State staleness: Route conditions can change between quote and execution. The engine re-validates conditions before executing each step and will abort if conditions degrade beyond tolerance.
---
» **Tasks for this exercise**:
**1)** From the passage on state staleness, reproduce everything from "State staleness: Route" down to "degrade beyond tolerance.".
**2)** In the passage on state staleness, what will the engine do if conditions degrade beyond tolerance?
---
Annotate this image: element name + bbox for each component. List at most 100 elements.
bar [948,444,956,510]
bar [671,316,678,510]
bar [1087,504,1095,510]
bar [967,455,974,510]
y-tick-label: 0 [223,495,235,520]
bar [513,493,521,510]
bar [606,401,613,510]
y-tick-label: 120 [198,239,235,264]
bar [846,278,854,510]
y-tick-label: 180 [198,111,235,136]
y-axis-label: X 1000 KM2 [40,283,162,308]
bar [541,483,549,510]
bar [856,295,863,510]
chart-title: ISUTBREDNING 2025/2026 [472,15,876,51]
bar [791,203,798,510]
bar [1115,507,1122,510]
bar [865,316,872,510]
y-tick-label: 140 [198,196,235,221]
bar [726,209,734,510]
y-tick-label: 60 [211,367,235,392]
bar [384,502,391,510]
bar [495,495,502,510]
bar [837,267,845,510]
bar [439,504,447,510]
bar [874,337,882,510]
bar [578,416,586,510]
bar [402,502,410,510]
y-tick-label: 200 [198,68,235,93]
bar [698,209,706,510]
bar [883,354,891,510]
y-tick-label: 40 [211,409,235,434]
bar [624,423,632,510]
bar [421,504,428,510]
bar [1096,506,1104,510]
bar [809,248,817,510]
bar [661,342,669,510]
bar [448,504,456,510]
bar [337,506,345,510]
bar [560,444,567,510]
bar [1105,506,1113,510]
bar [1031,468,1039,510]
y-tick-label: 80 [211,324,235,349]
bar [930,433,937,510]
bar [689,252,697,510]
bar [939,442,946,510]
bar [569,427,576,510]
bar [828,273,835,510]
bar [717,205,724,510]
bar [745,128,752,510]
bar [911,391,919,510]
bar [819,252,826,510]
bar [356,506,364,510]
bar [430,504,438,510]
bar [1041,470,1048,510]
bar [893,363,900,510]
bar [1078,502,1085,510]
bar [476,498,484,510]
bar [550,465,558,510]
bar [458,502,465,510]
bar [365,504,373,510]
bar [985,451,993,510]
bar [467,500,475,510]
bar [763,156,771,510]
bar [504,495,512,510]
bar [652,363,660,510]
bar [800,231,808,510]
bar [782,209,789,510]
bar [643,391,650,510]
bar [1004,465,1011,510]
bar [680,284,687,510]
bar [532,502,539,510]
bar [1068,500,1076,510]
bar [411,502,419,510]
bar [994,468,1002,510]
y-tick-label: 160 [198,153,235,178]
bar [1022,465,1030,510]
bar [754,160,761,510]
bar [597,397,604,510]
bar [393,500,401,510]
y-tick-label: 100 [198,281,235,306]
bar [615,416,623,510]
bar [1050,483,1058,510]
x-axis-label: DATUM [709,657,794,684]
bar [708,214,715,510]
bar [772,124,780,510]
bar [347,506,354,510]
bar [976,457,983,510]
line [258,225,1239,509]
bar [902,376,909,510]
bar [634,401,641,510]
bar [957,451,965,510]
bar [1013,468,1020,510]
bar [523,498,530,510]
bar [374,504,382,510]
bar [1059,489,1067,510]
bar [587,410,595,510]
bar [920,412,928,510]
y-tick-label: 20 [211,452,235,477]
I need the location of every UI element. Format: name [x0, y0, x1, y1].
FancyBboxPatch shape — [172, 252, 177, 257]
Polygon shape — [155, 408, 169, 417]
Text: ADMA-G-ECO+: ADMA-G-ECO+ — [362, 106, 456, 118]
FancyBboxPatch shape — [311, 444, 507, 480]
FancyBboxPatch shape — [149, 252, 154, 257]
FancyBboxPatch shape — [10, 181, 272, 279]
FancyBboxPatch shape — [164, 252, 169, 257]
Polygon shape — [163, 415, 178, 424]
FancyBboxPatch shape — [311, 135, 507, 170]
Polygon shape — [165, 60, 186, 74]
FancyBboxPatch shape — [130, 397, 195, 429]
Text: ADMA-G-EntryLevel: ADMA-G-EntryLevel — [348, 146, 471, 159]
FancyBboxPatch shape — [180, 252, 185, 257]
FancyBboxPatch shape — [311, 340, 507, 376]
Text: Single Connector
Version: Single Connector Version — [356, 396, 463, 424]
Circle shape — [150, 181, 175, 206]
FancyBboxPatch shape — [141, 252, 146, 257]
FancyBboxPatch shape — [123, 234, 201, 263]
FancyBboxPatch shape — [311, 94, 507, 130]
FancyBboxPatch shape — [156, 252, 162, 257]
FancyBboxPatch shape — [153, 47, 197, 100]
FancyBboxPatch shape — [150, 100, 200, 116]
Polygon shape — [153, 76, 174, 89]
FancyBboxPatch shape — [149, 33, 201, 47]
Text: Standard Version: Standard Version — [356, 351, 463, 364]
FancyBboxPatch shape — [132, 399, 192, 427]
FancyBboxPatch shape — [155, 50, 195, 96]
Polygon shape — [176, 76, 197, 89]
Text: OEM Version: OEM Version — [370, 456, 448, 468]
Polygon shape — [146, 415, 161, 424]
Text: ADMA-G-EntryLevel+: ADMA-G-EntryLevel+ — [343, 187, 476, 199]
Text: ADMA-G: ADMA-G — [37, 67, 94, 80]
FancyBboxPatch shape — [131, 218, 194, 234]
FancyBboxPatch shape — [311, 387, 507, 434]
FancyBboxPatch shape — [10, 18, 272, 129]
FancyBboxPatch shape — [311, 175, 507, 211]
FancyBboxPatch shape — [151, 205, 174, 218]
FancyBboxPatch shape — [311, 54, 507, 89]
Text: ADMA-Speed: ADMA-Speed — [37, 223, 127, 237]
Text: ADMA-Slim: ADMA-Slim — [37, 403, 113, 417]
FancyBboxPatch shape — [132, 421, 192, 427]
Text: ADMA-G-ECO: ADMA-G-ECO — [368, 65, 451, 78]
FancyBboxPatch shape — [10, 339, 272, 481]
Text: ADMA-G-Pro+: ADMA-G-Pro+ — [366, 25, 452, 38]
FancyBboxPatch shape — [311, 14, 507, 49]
---
» **Results in order**:
**1)**
State staleness: Route conditions can change between quote and execution. The engine re-validates conditions before executing each step and will abort if conditions degrade beyond tolerance.

**2)** It will abort.